▸ Task directions
Pick out each line in these entries that contains the string "Tips".

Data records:

········

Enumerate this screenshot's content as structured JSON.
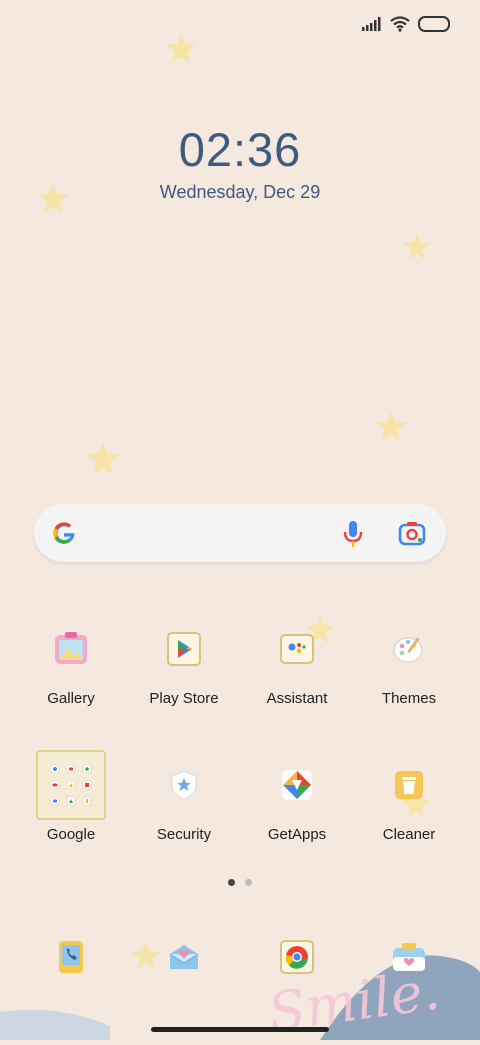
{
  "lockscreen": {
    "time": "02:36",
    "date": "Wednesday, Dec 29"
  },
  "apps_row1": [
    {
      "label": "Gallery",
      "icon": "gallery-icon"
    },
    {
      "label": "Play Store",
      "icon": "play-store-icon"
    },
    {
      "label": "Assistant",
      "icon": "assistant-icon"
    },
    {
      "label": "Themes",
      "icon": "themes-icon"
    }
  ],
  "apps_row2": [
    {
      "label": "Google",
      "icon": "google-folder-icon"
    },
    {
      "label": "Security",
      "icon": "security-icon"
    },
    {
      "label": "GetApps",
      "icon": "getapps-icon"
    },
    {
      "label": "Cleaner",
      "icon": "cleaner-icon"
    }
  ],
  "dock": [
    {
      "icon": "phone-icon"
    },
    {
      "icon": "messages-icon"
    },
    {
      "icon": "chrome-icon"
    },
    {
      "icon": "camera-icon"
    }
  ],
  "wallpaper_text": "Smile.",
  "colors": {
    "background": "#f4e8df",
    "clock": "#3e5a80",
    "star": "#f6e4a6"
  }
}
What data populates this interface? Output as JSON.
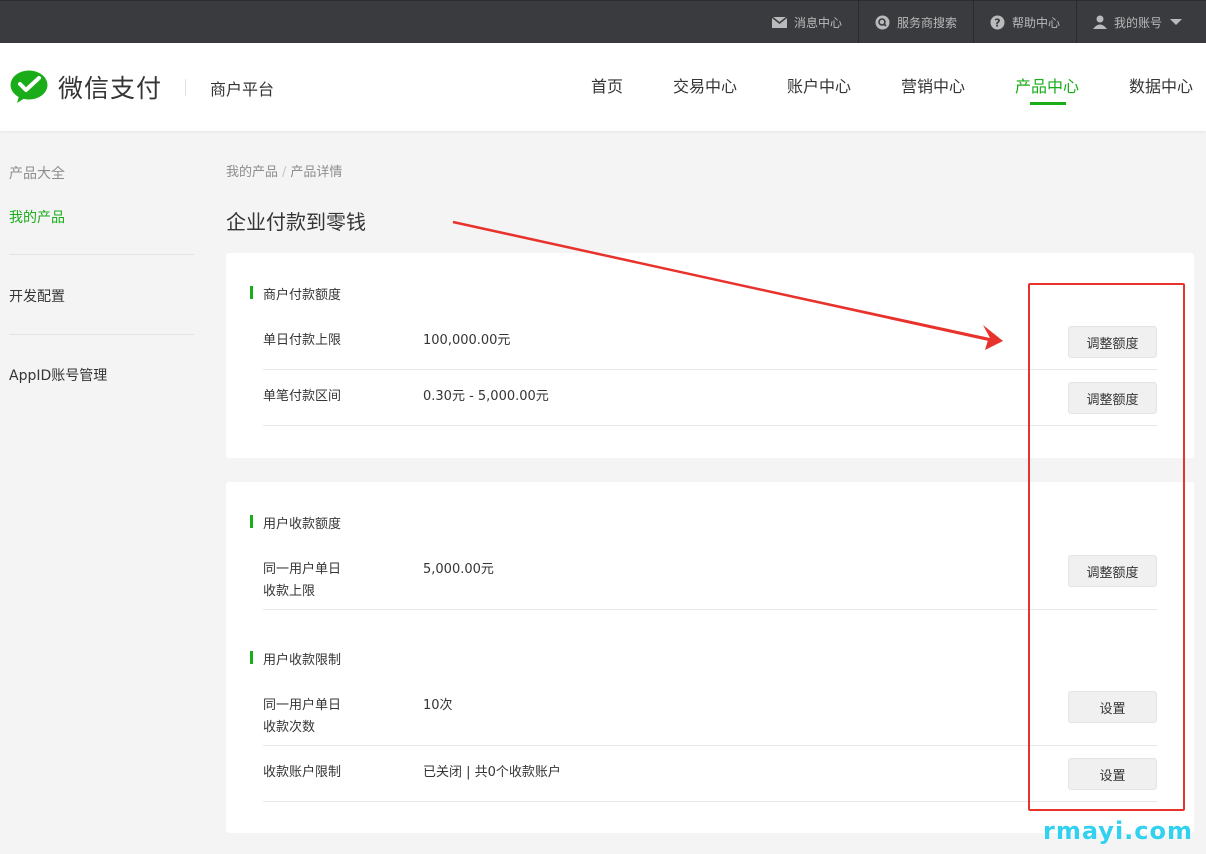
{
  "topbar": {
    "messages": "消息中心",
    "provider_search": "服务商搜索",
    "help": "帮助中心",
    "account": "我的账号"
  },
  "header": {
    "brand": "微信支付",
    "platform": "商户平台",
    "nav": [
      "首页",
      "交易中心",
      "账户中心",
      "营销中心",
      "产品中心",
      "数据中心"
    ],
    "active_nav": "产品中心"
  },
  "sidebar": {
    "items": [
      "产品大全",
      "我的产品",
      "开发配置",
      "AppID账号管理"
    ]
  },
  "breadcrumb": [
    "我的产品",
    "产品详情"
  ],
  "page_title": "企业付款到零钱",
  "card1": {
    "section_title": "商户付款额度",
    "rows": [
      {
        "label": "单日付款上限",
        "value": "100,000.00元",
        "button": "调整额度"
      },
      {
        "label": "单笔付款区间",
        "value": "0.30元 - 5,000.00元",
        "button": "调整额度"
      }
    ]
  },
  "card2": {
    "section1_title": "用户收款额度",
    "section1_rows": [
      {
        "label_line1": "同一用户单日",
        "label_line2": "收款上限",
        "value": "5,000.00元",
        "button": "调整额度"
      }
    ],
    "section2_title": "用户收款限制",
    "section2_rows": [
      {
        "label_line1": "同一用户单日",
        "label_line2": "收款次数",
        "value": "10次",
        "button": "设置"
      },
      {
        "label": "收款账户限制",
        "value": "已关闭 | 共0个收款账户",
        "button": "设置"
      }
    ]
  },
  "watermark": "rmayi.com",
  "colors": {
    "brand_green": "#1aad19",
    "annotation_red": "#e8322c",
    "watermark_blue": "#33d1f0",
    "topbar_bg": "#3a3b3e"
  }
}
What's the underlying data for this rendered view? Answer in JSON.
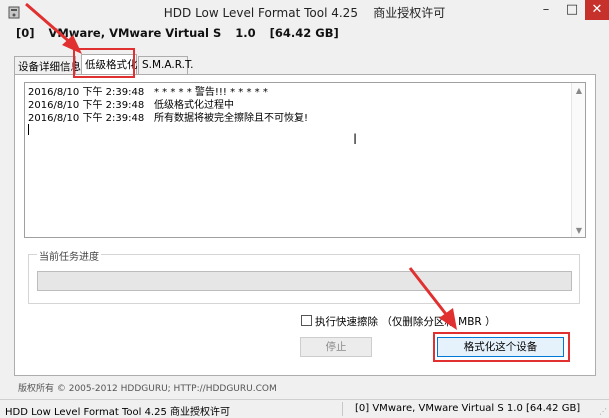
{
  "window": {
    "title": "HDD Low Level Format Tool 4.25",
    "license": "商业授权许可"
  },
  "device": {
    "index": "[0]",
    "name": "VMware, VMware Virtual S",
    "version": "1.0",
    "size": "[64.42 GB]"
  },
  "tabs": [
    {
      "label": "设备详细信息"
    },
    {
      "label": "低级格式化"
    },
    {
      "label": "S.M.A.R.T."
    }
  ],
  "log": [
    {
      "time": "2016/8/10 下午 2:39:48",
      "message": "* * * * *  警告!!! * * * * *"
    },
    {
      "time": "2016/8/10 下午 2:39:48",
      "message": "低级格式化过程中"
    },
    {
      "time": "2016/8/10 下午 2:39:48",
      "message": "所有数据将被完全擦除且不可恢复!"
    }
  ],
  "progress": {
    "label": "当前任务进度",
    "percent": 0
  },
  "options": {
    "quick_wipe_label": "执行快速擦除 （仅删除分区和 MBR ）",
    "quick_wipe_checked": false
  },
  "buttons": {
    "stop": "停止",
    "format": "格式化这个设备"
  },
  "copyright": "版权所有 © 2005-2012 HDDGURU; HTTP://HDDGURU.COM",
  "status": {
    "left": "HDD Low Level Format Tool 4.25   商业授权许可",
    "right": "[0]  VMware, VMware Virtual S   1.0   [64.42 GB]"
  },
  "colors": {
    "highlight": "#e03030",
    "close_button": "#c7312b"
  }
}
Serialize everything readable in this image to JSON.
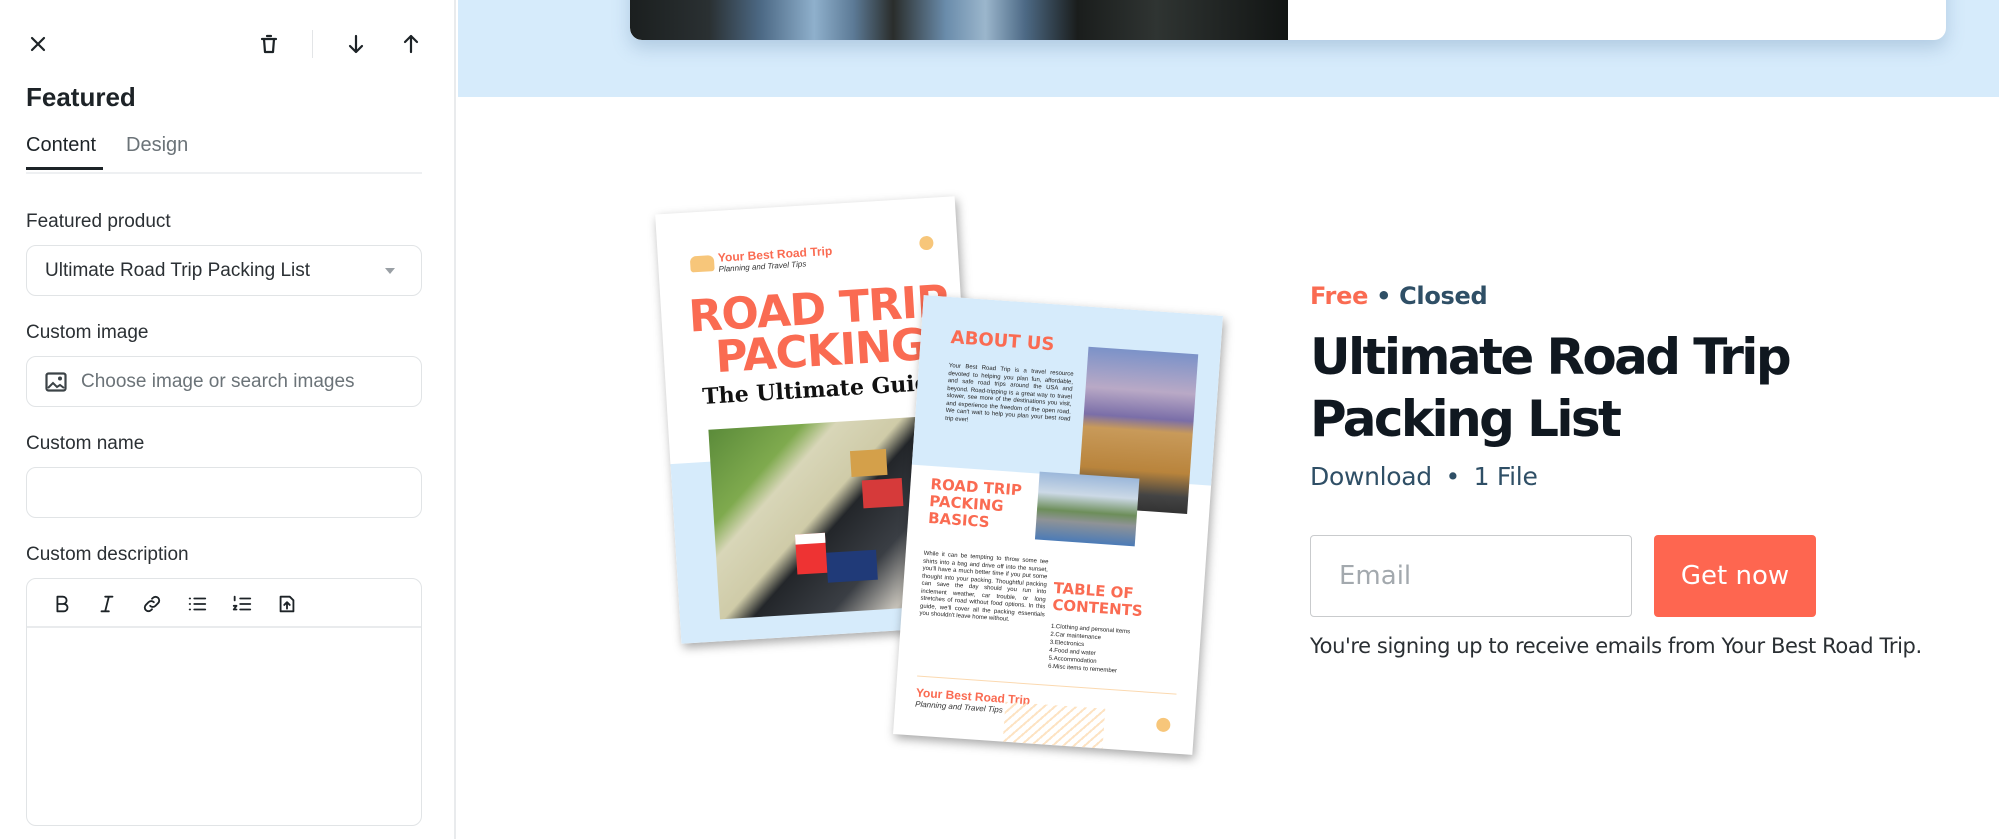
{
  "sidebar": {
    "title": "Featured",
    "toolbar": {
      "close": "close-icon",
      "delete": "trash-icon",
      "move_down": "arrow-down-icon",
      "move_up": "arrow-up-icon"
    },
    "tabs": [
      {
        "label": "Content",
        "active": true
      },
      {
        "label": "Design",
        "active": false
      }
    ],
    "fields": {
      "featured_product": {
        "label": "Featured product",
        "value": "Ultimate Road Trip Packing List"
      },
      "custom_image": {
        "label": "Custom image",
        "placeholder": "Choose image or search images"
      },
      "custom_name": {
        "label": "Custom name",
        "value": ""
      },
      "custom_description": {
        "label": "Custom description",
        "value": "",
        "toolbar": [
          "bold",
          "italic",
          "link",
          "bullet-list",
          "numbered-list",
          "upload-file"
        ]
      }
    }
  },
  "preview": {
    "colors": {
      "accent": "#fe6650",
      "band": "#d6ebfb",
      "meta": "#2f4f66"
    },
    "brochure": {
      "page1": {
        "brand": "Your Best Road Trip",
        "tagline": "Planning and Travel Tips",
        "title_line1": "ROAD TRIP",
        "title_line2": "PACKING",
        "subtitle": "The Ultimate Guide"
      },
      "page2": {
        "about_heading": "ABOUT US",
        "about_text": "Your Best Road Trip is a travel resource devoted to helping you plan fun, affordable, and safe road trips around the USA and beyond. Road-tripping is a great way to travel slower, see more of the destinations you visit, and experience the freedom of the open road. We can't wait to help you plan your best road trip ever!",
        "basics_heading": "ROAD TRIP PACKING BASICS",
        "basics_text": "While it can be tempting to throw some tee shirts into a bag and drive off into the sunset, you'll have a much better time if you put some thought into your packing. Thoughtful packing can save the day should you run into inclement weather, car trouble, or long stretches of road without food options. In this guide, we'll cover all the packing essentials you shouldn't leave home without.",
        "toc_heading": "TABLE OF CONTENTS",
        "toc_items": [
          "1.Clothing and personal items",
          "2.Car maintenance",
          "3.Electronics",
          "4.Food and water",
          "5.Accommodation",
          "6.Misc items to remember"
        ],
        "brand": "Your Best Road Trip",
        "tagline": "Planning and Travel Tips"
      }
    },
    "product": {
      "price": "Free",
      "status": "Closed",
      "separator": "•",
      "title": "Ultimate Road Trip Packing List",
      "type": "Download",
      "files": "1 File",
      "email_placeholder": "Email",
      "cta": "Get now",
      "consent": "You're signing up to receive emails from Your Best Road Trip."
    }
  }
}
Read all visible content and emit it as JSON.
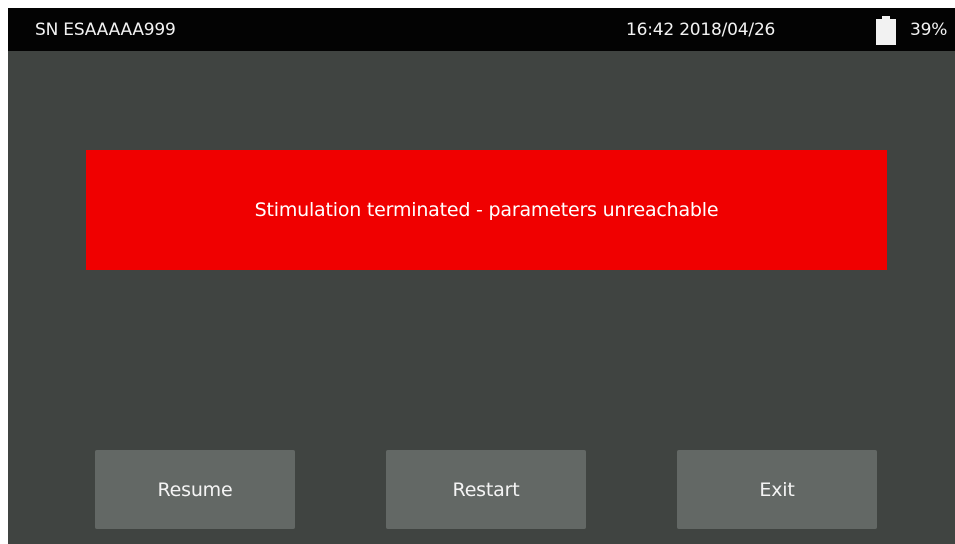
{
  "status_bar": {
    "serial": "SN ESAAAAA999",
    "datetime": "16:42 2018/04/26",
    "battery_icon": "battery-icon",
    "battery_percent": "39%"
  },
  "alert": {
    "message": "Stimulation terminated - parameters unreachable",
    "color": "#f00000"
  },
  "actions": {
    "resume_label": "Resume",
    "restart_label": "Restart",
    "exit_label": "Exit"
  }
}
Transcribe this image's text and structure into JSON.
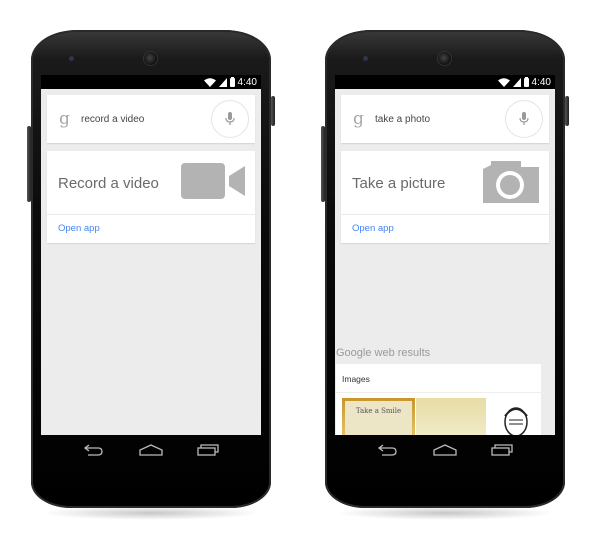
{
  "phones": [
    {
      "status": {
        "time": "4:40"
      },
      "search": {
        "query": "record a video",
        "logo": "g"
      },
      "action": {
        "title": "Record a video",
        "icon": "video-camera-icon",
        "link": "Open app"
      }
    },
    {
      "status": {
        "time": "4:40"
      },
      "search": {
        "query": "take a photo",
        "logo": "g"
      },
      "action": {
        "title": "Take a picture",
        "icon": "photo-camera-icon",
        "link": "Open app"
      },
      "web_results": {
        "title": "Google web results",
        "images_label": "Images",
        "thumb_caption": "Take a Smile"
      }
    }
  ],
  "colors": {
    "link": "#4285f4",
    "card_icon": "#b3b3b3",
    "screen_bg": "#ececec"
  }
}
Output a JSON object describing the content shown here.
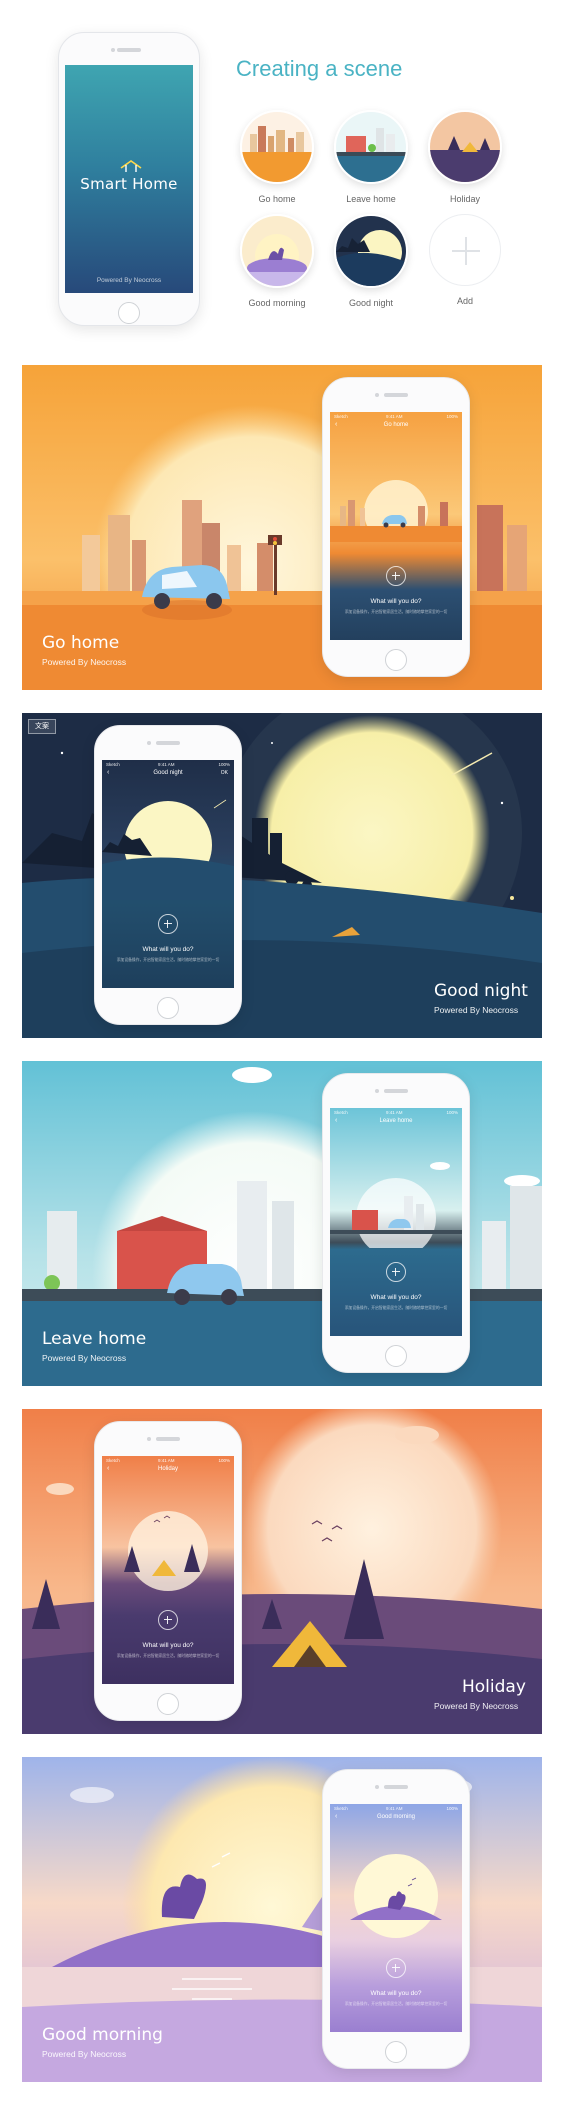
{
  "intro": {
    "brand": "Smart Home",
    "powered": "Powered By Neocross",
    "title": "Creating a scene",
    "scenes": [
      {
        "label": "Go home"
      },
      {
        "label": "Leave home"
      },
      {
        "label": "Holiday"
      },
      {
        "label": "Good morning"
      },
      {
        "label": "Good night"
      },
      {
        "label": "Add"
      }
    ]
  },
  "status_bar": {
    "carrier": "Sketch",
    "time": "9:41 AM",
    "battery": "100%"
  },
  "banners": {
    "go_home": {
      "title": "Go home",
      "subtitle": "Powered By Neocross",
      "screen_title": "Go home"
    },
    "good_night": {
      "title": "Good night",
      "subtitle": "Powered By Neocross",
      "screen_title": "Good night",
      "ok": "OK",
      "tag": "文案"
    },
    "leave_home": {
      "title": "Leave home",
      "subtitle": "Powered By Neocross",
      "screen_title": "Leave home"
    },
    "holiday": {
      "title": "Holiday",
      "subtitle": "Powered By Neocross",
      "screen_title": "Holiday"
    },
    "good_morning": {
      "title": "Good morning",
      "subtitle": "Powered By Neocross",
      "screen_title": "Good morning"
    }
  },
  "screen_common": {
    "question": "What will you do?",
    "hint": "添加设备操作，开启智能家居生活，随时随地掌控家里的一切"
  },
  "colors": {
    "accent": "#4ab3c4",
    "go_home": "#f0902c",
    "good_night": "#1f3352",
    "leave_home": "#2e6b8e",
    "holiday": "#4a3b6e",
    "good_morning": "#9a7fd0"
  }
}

········

▸ Result below
        "tagline": "Planning and Travel Tips",
        "tagline": "Planning and Travel Tips"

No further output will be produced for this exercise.